Records
BEGIN
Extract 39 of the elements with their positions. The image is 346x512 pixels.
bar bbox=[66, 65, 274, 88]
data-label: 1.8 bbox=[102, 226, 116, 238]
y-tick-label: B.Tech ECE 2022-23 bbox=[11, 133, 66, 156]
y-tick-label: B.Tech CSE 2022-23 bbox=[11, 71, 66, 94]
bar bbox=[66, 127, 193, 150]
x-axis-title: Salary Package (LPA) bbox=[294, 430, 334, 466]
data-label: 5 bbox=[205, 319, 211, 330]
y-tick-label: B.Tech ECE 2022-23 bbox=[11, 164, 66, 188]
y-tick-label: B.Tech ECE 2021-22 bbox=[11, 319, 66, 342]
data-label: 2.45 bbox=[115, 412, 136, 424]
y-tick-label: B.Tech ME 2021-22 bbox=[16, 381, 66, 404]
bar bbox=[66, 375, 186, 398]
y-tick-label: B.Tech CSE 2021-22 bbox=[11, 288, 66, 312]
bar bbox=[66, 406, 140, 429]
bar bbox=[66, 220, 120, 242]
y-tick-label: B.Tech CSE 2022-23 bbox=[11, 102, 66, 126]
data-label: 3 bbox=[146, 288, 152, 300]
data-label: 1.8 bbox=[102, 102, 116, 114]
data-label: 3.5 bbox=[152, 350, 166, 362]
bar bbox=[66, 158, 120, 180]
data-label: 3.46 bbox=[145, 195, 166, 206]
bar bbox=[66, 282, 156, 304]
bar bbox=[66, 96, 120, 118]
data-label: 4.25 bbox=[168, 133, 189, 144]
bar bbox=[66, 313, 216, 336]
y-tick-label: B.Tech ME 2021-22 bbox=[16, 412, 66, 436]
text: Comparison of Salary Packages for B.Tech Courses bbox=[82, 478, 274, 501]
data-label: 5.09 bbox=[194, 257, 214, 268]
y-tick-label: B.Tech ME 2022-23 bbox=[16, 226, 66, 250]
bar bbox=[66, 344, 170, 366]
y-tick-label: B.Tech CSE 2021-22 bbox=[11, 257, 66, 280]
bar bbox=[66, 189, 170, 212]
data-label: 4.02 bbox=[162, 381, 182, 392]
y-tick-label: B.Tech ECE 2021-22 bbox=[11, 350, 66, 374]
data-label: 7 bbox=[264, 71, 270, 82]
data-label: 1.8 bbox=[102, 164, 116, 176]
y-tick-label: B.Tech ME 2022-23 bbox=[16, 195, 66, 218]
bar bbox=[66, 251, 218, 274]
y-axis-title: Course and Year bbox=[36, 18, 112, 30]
END
• [DIRECTION] Pull every line from the records above and reproduce each one unchanged.

• [WRITTEN RESPONSE]
Extract 39 of the elements with their positions. The image is 346x512 pixels.
bar bbox=[66, 65, 274, 88]
data-label: 1.8 bbox=[102, 226, 116, 238]
y-tick-label: B.Tech ECE 2022-23 bbox=[11, 133, 66, 156]
y-tick-label: B.Tech CSE 2022-23 bbox=[11, 71, 66, 94]
bar bbox=[66, 127, 193, 150]
x-axis-title: Salary Package (LPA) bbox=[294, 430, 334, 466]
data-label: 5 bbox=[205, 319, 211, 330]
y-tick-label: B.Tech ECE 2022-23 bbox=[11, 164, 66, 188]
y-tick-label: B.Tech ECE 2021-22 bbox=[11, 319, 66, 342]
data-label: 2.45 bbox=[115, 412, 136, 424]
y-tick-label: B.Tech ME 2021-22 bbox=[16, 381, 66, 404]
bar bbox=[66, 375, 186, 398]
y-tick-label: B.Tech CSE 2021-22 bbox=[11, 288, 66, 312]
bar bbox=[66, 406, 140, 429]
bar bbox=[66, 220, 120, 242]
y-tick-label: B.Tech CSE 2022-23 bbox=[11, 102, 66, 126]
data-label: 3 bbox=[146, 288, 152, 300]
data-label: 1.8 bbox=[102, 102, 116, 114]
data-label: 3.5 bbox=[152, 350, 166, 362]
bar bbox=[66, 158, 120, 180]
data-label: 3.46 bbox=[145, 195, 166, 206]
bar bbox=[66, 282, 156, 304]
bar bbox=[66, 96, 120, 118]
data-label: 4.25 bbox=[168, 133, 189, 144]
bar bbox=[66, 313, 216, 336]
y-tick-label: B.Tech ME 2021-22 bbox=[16, 412, 66, 436]
text: Comparison of Salary Packages for B.Tech Courses bbox=[82, 478, 274, 501]
data-label: 5.09 bbox=[194, 257, 214, 268]
y-tick-label: B.Tech ME 2022-23 bbox=[16, 226, 66, 250]
bar bbox=[66, 344, 170, 366]
y-tick-label: B.Tech CSE 2021-22 bbox=[11, 257, 66, 280]
bar bbox=[66, 189, 170, 212]
data-label: 4.02 bbox=[162, 381, 182, 392]
y-tick-label: B.Tech ECE 2021-22 bbox=[11, 350, 66, 374]
data-label: 7 bbox=[264, 71, 270, 82]
data-label: 1.8 bbox=[102, 164, 116, 176]
y-tick-label: B.Tech ME 2022-23 bbox=[16, 195, 66, 218]
bar bbox=[66, 251, 218, 274]
y-axis-title: Course and Year bbox=[36, 18, 112, 30]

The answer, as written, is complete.